=== STATED PROBLEM ===
Go through the material below and copy all lines with "coef".

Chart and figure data
------------------------------------
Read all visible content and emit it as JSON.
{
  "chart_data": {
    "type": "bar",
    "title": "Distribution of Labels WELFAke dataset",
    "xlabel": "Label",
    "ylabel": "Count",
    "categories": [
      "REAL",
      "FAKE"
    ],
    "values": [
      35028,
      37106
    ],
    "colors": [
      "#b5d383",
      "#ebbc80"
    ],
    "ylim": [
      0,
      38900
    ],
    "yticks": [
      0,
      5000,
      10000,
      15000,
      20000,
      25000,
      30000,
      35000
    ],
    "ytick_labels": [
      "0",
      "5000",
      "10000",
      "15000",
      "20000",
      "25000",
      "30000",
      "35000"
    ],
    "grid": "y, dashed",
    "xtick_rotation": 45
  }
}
------------------------------------
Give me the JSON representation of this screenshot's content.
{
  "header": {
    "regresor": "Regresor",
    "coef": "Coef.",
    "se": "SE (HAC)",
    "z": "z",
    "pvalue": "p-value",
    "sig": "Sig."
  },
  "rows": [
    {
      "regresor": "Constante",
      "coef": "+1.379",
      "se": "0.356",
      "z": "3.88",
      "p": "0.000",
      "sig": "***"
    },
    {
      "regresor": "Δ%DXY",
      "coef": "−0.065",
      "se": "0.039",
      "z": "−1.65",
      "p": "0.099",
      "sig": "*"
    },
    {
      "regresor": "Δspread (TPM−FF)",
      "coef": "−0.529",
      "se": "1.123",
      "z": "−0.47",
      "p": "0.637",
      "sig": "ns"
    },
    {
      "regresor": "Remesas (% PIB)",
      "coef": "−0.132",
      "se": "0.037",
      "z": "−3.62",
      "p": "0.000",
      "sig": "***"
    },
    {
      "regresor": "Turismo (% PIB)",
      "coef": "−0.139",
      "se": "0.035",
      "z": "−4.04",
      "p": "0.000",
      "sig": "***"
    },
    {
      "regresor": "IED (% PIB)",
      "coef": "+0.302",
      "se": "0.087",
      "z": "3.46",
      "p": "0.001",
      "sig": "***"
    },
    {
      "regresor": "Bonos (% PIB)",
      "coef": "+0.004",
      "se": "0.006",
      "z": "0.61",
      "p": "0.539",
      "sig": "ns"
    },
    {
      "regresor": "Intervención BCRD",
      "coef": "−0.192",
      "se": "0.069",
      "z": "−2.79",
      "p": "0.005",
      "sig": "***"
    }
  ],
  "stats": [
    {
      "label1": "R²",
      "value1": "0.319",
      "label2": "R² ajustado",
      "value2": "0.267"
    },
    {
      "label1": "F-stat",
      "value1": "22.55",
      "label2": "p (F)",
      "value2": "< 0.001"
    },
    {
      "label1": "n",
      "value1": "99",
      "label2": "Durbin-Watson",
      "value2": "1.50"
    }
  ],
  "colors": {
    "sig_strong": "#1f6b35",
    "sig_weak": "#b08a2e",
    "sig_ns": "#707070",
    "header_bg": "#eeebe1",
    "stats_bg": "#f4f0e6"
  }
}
------------------------------------
=== FINISHED EXERCISE ===
    "coef": "Coef.",
      "coef": "+1.379",
      "coef": "−0.065",
      "coef": "−0.529",
      "coef": "−0.132",
      "coef": "−0.139",
      "coef": "+0.302",
      "coef": "+0.004",
      "coef": "−0.192",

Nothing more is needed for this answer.